Look through the lines below and extract any with the word "service".

============

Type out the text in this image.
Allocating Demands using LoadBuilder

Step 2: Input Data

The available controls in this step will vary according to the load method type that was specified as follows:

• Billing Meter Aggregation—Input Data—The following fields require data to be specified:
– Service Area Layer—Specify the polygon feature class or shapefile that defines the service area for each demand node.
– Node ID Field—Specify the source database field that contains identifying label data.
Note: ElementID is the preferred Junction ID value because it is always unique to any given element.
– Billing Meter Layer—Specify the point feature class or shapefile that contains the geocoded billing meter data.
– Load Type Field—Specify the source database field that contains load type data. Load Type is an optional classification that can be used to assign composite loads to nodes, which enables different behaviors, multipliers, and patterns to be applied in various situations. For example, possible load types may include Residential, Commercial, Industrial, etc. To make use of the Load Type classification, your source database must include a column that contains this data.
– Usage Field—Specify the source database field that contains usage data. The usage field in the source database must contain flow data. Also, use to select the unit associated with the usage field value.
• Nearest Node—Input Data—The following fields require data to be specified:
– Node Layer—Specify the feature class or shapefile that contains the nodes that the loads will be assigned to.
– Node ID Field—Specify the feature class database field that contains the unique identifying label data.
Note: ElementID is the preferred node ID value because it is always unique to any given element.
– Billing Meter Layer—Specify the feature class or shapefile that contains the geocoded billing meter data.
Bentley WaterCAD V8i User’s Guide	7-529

============

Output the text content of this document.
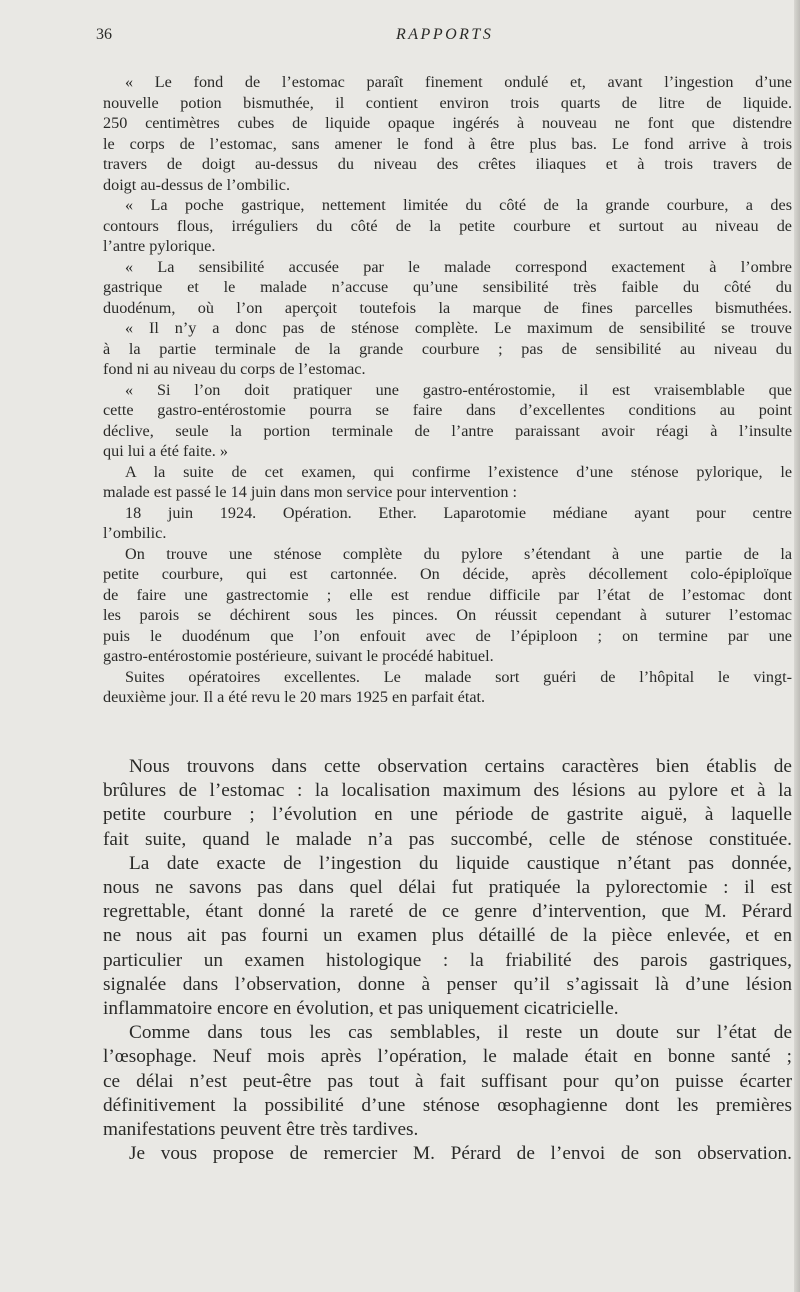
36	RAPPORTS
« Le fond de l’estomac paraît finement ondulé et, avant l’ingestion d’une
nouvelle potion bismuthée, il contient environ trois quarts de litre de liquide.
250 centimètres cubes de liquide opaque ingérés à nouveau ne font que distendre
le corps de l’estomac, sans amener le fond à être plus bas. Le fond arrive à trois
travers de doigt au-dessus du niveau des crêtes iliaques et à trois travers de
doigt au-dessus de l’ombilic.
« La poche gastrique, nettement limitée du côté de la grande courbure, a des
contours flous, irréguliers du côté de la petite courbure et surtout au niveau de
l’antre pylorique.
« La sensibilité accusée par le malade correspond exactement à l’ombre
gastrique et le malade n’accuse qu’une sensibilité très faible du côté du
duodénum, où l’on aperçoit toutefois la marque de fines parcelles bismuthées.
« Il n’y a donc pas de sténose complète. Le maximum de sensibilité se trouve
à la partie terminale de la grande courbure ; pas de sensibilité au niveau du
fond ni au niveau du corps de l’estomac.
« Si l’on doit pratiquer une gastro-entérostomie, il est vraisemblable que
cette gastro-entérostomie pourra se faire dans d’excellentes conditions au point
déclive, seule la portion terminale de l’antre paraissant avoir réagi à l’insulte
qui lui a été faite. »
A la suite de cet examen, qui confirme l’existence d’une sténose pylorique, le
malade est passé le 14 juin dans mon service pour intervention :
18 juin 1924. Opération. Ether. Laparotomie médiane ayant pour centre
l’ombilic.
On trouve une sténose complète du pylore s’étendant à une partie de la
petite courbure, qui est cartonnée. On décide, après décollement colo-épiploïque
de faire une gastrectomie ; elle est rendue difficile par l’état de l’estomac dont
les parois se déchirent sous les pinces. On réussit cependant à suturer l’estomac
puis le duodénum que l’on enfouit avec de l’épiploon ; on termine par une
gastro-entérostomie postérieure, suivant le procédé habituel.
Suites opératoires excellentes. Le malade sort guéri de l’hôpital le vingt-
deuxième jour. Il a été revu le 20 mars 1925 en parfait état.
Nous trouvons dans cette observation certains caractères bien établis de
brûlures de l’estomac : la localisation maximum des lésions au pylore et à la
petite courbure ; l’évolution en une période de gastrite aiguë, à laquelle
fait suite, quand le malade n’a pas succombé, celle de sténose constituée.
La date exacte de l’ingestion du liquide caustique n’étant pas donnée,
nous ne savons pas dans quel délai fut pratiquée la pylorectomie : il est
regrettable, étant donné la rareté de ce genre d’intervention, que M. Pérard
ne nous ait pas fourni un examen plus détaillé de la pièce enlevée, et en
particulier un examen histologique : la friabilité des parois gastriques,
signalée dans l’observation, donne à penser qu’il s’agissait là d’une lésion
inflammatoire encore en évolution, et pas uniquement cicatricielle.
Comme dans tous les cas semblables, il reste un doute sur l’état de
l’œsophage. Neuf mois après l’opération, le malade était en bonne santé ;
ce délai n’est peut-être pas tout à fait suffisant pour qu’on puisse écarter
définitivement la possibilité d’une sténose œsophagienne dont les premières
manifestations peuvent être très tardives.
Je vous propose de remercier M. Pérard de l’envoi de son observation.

============

▸ Task result:
– Service Area Layer—Specify the polygon feature class or shapefile that defines the service area for each demand node.
malade est passé le 14 juin dans mon service pour intervention :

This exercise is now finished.